• What you have to do: Return the entries below verbatim. Pictures stay out.

>> start

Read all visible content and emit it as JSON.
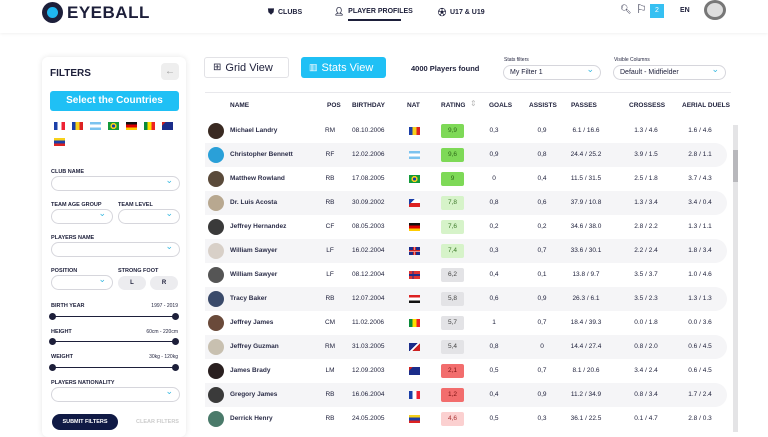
{
  "header": {
    "logo": "EYEBALL",
    "nav": [
      {
        "icon": "shield-icon",
        "label": "CLUBS"
      },
      {
        "icon": "user-icon",
        "label": "PLAYER PROFILES",
        "active": true
      },
      {
        "icon": "ball-icon",
        "label": "U17 & U19"
      }
    ],
    "notifications": "2",
    "language": "EN"
  },
  "filters": {
    "title": "FILTERS",
    "select_countries": "Select the Countries",
    "flags": [
      "France",
      "Romania",
      "Argentina",
      "Brazil",
      "Germany",
      "Senegal",
      "Australia",
      "Venezuela"
    ],
    "club_name": "CLUB NAME",
    "team_age_group": "TEAM AGE GROUP",
    "team_level": "TEAM LEVEL",
    "players_name": "PLAYERS NAME",
    "position": "POSITION",
    "strong_foot": "STRONG FOOT",
    "foot_left": "L",
    "foot_right": "R",
    "birth_year": "BIRTH YEAR",
    "birth_year_range": "1997 - 2019",
    "height": "HEIGHT",
    "height_range": "60cm - 220cm",
    "weight": "WEIGHT",
    "weight_range": "30kg - 120kg",
    "nationality": "PLAYERS NATIONALITY",
    "submit": "SUBMIT FILTERS",
    "clear": "CLEAR FILTERS"
  },
  "toolbar": {
    "grid_view": "Grid View",
    "stats_view": "Stats View",
    "found": "4000 Players found",
    "stats_filters_label": "Stats filters",
    "stats_filter_value": "My Filter 1",
    "visible_columns_label": "Visible Columns",
    "visible_columns_value": "Default - Midfielder"
  },
  "table": {
    "columns": [
      "NAME",
      "POS",
      "BIRTHDAY",
      "NAT",
      "RATING",
      "GOALS",
      "ASSISTS",
      "PASSES",
      "CROSSESS",
      "AERIAL DUELS"
    ],
    "rows": [
      [
        "Michael Landry",
        "RM",
        "08.10.2006",
        "Romania",
        "9,9",
        "0,3",
        "0,9",
        "6.1 / 16.6",
        "1.3 / 4.6",
        "1.6 / 4.6"
      ],
      [
        "Christopher Bennett",
        "RF",
        "12.02.2006",
        "Argentina",
        "9,6",
        "0,9",
        "0,8",
        "24.4 / 25.2",
        "3.9 / 1.5",
        "2.8 / 1.1"
      ],
      [
        "Matthew Rowland",
        "RB",
        "17.08.2005",
        "Brazil",
        "9",
        "0",
        "0,4",
        "11.5 / 31.5",
        "2.5 / 1.8",
        "3.7 / 4.3"
      ],
      [
        "Dr. Luis Acosta",
        "RB",
        "30.09.2002",
        "Czechia",
        "7,8",
        "0,8",
        "0,6",
        "37.9 / 10.8",
        "1.3 / 3.4",
        "3.4 / 0.4"
      ],
      [
        "Jeffrey Hernandez",
        "CF",
        "08.05.2003",
        "Germany",
        "7,6",
        "0,2",
        "0,2",
        "34.6 / 38.0",
        "2.8 / 2.2",
        "1.3 / 1.1"
      ],
      [
        "William Sawyer",
        "LF",
        "16.02.2004",
        "United Kingdom",
        "7,4",
        "0,3",
        "0,7",
        "33.6 / 30.1",
        "2.2 / 2.4",
        "1.8 / 3.4"
      ],
      [
        "William Sawyer",
        "LF",
        "08.12.2004",
        "Norway",
        "6,2",
        "0,4",
        "0,1",
        "13.8 / 9.7",
        "3.5 / 3.7",
        "1.0 / 4.6"
      ],
      [
        "Tracy Baker",
        "RB",
        "12.07.2004",
        "Egypt",
        "5,8",
        "0,6",
        "0,9",
        "26.3 / 6.1",
        "3.5 / 2.3",
        "1.3 / 1.3"
      ],
      [
        "Jeffrey James",
        "CM",
        "11.02.2006",
        "Senegal",
        "5,7",
        "1",
        "0,7",
        "18.4 / 39.3",
        "0.0 / 1.8",
        "0.0 / 3.6"
      ],
      [
        "Jeffrey Guzman",
        "RM",
        "31.03.2005",
        "American Samoa",
        "5,4",
        "0,8",
        "0",
        "14.4 / 27.4",
        "0.8 / 2.0",
        "0.6 / 4.5"
      ],
      [
        "James Brady",
        "LM",
        "12.09.2003",
        "Australia",
        "2,1",
        "0,5",
        "0,7",
        "8.1 / 20.6",
        "3.4 / 2.4",
        "0.6 / 4.5"
      ],
      [
        "Gregory James",
        "RB",
        "16.06.2004",
        "France",
        "1,2",
        "0,4",
        "0,9",
        "11.2 / 34.9",
        "0.8 / 3.4",
        "1.7 / 2.4"
      ],
      [
        "Derrick Henry",
        "RB",
        "24.05.2005",
        "Venezuela",
        "4,6",
        "0,5",
        "0,3",
        "36.1 / 22.5",
        "0.1 / 4.7",
        "2.8 / 0.3"
      ]
    ]
  },
  "colors": {
    "accent": "#1fc0f5",
    "navy": "#101a45",
    "rating_high": "#7ed957",
    "rating_good": "#d6f3c9",
    "rating_mid": "#e3e3e6",
    "rating_low": "#f26d6d",
    "rating_lowish": "#fbd0d0"
  }
}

>> end

• Response:
Read all visible content and emit it as JSON.
{
  "header": {
    "logo": "EYEBALL",
    "nav": [
      {
        "icon": "shield-icon",
        "label": "CLUBS"
      },
      {
        "icon": "user-icon",
        "label": "PLAYER PROFILES",
        "active": true
      },
      {
        "icon": "ball-icon",
        "label": "U17 & U19"
      }
    ],
    "notifications": "2",
    "language": "EN"
  },
  "filters": {
    "title": "FILTERS",
    "select_countries": "Select the Countries",
    "flags": [
      "France",
      "Romania",
      "Argentina",
      "Brazil",
      "Germany",
      "Senegal",
      "Australia",
      "Venezuela"
    ],
    "club_name": "CLUB NAME",
    "team_age_group": "TEAM AGE GROUP",
    "team_level": "TEAM LEVEL",
    "players_name": "PLAYERS NAME",
    "position": "POSITION",
    "strong_foot": "STRONG FOOT",
    "foot_left": "L",
    "foot_right": "R",
    "birth_year": "BIRTH YEAR",
    "birth_year_range": "1997 - 2019",
    "height": "HEIGHT",
    "height_range": "60cm - 220cm",
    "weight": "WEIGHT",
    "weight_range": "30kg - 120kg",
    "nationality": "PLAYERS NATIONALITY",
    "submit": "SUBMIT FILTERS",
    "clear": "CLEAR FILTERS"
  },
  "toolbar": {
    "grid_view": "Grid View",
    "stats_view": "Stats View",
    "found": "4000 Players found",
    "stats_filters_label": "Stats filters",
    "stats_filter_value": "My Filter 1",
    "visible_columns_label": "Visible Columns",
    "visible_columns_value": "Default - Midfielder"
  },
  "table": {
    "columns": [
      "NAME",
      "POS",
      "BIRTHDAY",
      "NAT",
      "RATING",
      "GOALS",
      "ASSISTS",
      "PASSES",
      "CROSSESS",
      "AERIAL DUELS"
    ],
    "rows": [
      [
        "Michael Landry",
        "RM",
        "08.10.2006",
        "Romania",
        "9,9",
        "0,3",
        "0,9",
        "6.1 / 16.6",
        "1.3 / 4.6",
        "1.6 / 4.6"
      ],
      [
        "Christopher Bennett",
        "RF",
        "12.02.2006",
        "Argentina",
        "9,6",
        "0,9",
        "0,8",
        "24.4 / 25.2",
        "3.9 / 1.5",
        "2.8 / 1.1"
      ],
      [
        "Matthew Rowland",
        "RB",
        "17.08.2005",
        "Brazil",
        "9",
        "0",
        "0,4",
        "11.5 / 31.5",
        "2.5 / 1.8",
        "3.7 / 4.3"
      ],
      [
        "Dr. Luis Acosta",
        "RB",
        "30.09.2002",
        "Czechia",
        "7,8",
        "0,8",
        "0,6",
        "37.9 / 10.8",
        "1.3 / 3.4",
        "3.4 / 0.4"
      ],
      [
        "Jeffrey Hernandez",
        "CF",
        "08.05.2003",
        "Germany",
        "7,6",
        "0,2",
        "0,2",
        "34.6 / 38.0",
        "2.8 / 2.2",
        "1.3 / 1.1"
      ],
      [
        "William Sawyer",
        "LF",
        "16.02.2004",
        "United Kingdom",
        "7,4",
        "0,3",
        "0,7",
        "33.6 / 30.1",
        "2.2 / 2.4",
        "1.8 / 3.4"
      ],
      [
        "William Sawyer",
        "LF",
        "08.12.2004",
        "Norway",
        "6,2",
        "0,4",
        "0,1",
        "13.8 / 9.7",
        "3.5 / 3.7",
        "1.0 / 4.6"
      ],
      [
        "Tracy Baker",
        "RB",
        "12.07.2004",
        "Egypt",
        "5,8",
        "0,6",
        "0,9",
        "26.3 / 6.1",
        "3.5 / 2.3",
        "1.3 / 1.3"
      ],
      [
        "Jeffrey James",
        "CM",
        "11.02.2006",
        "Senegal",
        "5,7",
        "1",
        "0,7",
        "18.4 / 39.3",
        "0.0 / 1.8",
        "0.0 / 3.6"
      ],
      [
        "Jeffrey Guzman",
        "RM",
        "31.03.2005",
        "American Samoa",
        "5,4",
        "0,8",
        "0",
        "14.4 / 27.4",
        "0.8 / 2.0",
        "0.6 / 4.5"
      ],
      [
        "James Brady",
        "LM",
        "12.09.2003",
        "Australia",
        "2,1",
        "0,5",
        "0,7",
        "8.1 / 20.6",
        "3.4 / 2.4",
        "0.6 / 4.5"
      ],
      [
        "Gregory James",
        "RB",
        "16.06.2004",
        "France",
        "1,2",
        "0,4",
        "0,9",
        "11.2 / 34.9",
        "0.8 / 3.4",
        "1.7 / 2.4"
      ],
      [
        "Derrick Henry",
        "RB",
        "24.05.2005",
        "Venezuela",
        "4,6",
        "0,5",
        "0,3",
        "36.1 / 22.5",
        "0.1 / 4.7",
        "2.8 / 0.3"
      ]
    ]
  },
  "colors": {
    "accent": "#1fc0f5",
    "navy": "#101a45",
    "rating_high": "#7ed957",
    "rating_good": "#d6f3c9",
    "rating_mid": "#e3e3e6",
    "rating_low": "#f26d6d",
    "rating_lowish": "#fbd0d0"
  }
}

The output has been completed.